## Task details
Copy the data below exactly, omitting any picture it contains.

## Records provided
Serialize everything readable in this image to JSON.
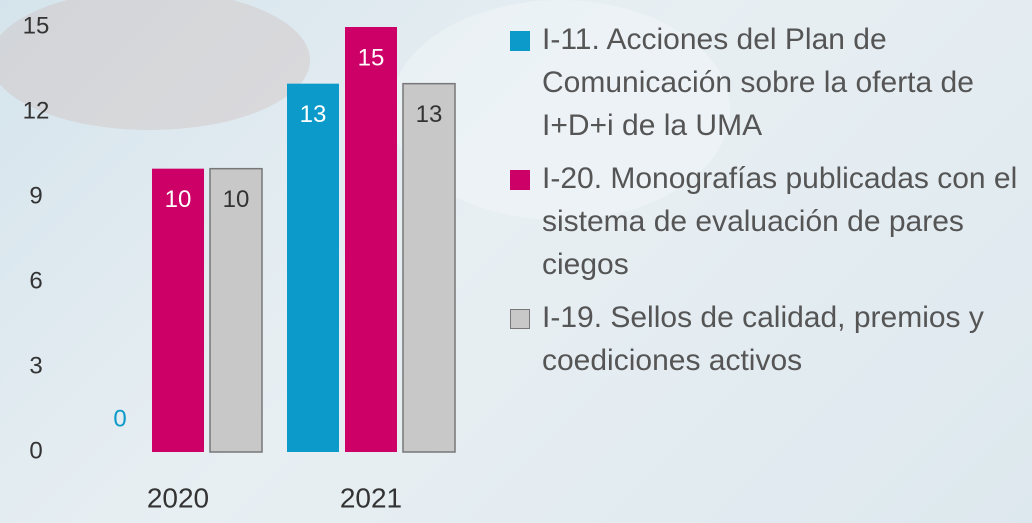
{
  "chart_data": {
    "type": "bar",
    "categories": [
      "2020",
      "2021"
    ],
    "series": [
      {
        "name": "I-11. Acciones del Plan de Comunicación sobre la oferta de I+D+i de la UMA",
        "color": "#0b9ac9",
        "values": [
          0,
          13
        ]
      },
      {
        "name": "I-20. Monografías publicadas con el sistema de evaluación de pares ciegos",
        "color": "#cc0066",
        "values": [
          10,
          15
        ]
      },
      {
        "name": "I-19. Sellos de calidad, premios y coediciones activos",
        "color": "#c8c8c8",
        "values": [
          10,
          13
        ]
      }
    ],
    "ylim": [
      0,
      15
    ],
    "yticks": [
      0,
      3,
      6,
      9,
      12,
      15
    ],
    "grid": false,
    "legend": "right"
  }
}
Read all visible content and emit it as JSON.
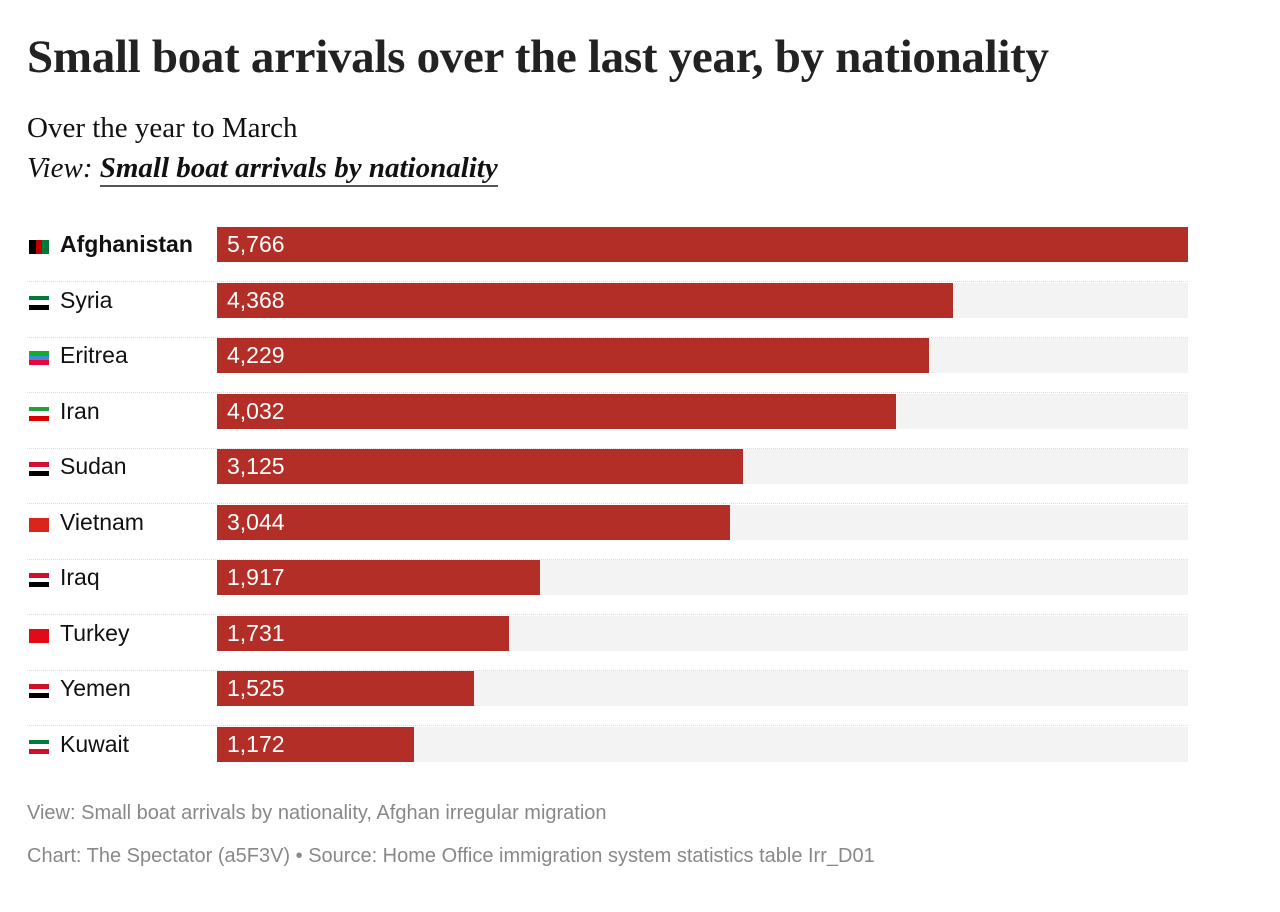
{
  "title": "Small boat arrivals over the last year, by nationality",
  "subtitle": "Over the year to March",
  "view_prefix": "View:",
  "view_link": "Small boat arrivals by nationality",
  "footer": {
    "views": "View: Small boat arrivals by nationality, Afghan irregular migration",
    "source": "Chart: The Spectator (a5F3V) • Source: Home Office immigration system statistics table Irr_D01"
  },
  "colors": {
    "bar": "#b22e27",
    "track": "#f3f3f3"
  },
  "chart_data": {
    "type": "bar",
    "orientation": "horizontal",
    "title": "Small boat arrivals over the last year, by nationality",
    "subtitle": "Over the year to March",
    "categories": [
      "Afghanistan",
      "Syria",
      "Eritrea",
      "Iran",
      "Sudan",
      "Vietnam",
      "Iraq",
      "Turkey",
      "Yemen",
      "Kuwait"
    ],
    "values": [
      5766,
      4368,
      4229,
      4032,
      3125,
      3044,
      1917,
      1731,
      1525,
      1172
    ],
    "labels": [
      "5,766",
      "4,368",
      "4,229",
      "4,032",
      "3,125",
      "3,044",
      "1,917",
      "1,731",
      "1,525",
      "1,172"
    ],
    "xlim": [
      0,
      5766
    ],
    "flags": [
      {
        "dir": "row",
        "stripes": [
          "#000000",
          "#be0000",
          "#007a36"
        ]
      },
      {
        "dir": "column",
        "stripes": [
          "#007a3d",
          "#ffffff",
          "#000000"
        ]
      },
      {
        "dir": "column",
        "stripes": [
          "#12ad2b",
          "#4189dd",
          "#ea0437"
        ]
      },
      {
        "dir": "column",
        "stripes": [
          "#239f40",
          "#ffffff",
          "#da0000"
        ]
      },
      {
        "dir": "column",
        "stripes": [
          "#d21034",
          "#ffffff",
          "#000000"
        ]
      },
      {
        "dir": "column",
        "stripes": [
          "#da251d",
          "#da251d",
          "#da251d"
        ]
      },
      {
        "dir": "column",
        "stripes": [
          "#ce1126",
          "#ffffff",
          "#000000"
        ]
      },
      {
        "dir": "column",
        "stripes": [
          "#e30a17",
          "#e30a17",
          "#e30a17"
        ]
      },
      {
        "dir": "column",
        "stripes": [
          "#ce1126",
          "#ffffff",
          "#000000"
        ]
      },
      {
        "dir": "column",
        "stripes": [
          "#007a3d",
          "#ffffff",
          "#ce1126"
        ]
      }
    ]
  }
}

## Solution to this problem
Serialize everything readable in this image to JSON.
{
  "chart_data": {
    "type": "bar",
    "categories": [
      "2020",
      "2021"
    ],
    "series": [
      {
        "name": "I-11. Acciones del Plan de Comunicación sobre la oferta de I+D+i de la UMA",
        "color": "#0b9ac9",
        "values": [
          0,
          13
        ]
      },
      {
        "name": "I-20. Monografías publicadas con el sistema de evaluación de pares ciegos",
        "color": "#cc0066",
        "values": [
          10,
          15
        ]
      },
      {
        "name": "I-19. Sellos de calidad, premios y coediciones activos",
        "color": "#c8c8c8",
        "values": [
          10,
          13
        ]
      }
    ],
    "ylim": [
      0,
      15
    ],
    "yticks": [
      0,
      3,
      6,
      9,
      12,
      15
    ],
    "grid": false,
    "legend": "right"
  }
}
Read all visible content and emit it as JSON.
{
  "title": "Small boat arrivals over the last year, by nationality",
  "subtitle": "Over the year to March",
  "view_prefix": "View:",
  "view_link": "Small boat arrivals by nationality",
  "footer": {
    "views": "View: Small boat arrivals by nationality, Afghan irregular migration",
    "source": "Chart: The Spectator (a5F3V) • Source: Home Office immigration system statistics table Irr_D01"
  },
  "colors": {
    "bar": "#b22e27",
    "track": "#f3f3f3"
  },
  "chart_data": {
    "type": "bar",
    "orientation": "horizontal",
    "title": "Small boat arrivals over the last year, by nationality",
    "subtitle": "Over the year to March",
    "categories": [
      "Afghanistan",
      "Syria",
      "Eritrea",
      "Iran",
      "Sudan",
      "Vietnam",
      "Iraq",
      "Turkey",
      "Yemen",
      "Kuwait"
    ],
    "values": [
      5766,
      4368,
      4229,
      4032,
      3125,
      3044,
      1917,
      1731,
      1525,
      1172
    ],
    "labels": [
      "5,766",
      "4,368",
      "4,229",
      "4,032",
      "3,125",
      "3,044",
      "1,917",
      "1,731",
      "1,525",
      "1,172"
    ],
    "xlim": [
      0,
      5766
    ],
    "flags": [
      {
        "dir": "row",
        "stripes": [
          "#000000",
          "#be0000",
          "#007a36"
        ]
      },
      {
        "dir": "column",
        "stripes": [
          "#007a3d",
          "#ffffff",
          "#000000"
        ]
      },
      {
        "dir": "column",
        "stripes": [
          "#12ad2b",
          "#4189dd",
          "#ea0437"
        ]
      },
      {
        "dir": "column",
        "stripes": [
          "#239f40",
          "#ffffff",
          "#da0000"
        ]
      },
      {
        "dir": "column",
        "stripes": [
          "#d21034",
          "#ffffff",
          "#000000"
        ]
      },
      {
        "dir": "column",
        "stripes": [
          "#da251d",
          "#da251d",
          "#da251d"
        ]
      },
      {
        "dir": "column",
        "stripes": [
          "#ce1126",
          "#ffffff",
          "#000000"
        ]
      },
      {
        "dir": "column",
        "stripes": [
          "#e30a17",
          "#e30a17",
          "#e30a17"
        ]
      },
      {
        "dir": "column",
        "stripes": [
          "#ce1126",
          "#ffffff",
          "#000000"
        ]
      },
      {
        "dir": "column",
        "stripes": [
          "#007a3d",
          "#ffffff",
          "#ce1126"
        ]
      }
    ]
  }
}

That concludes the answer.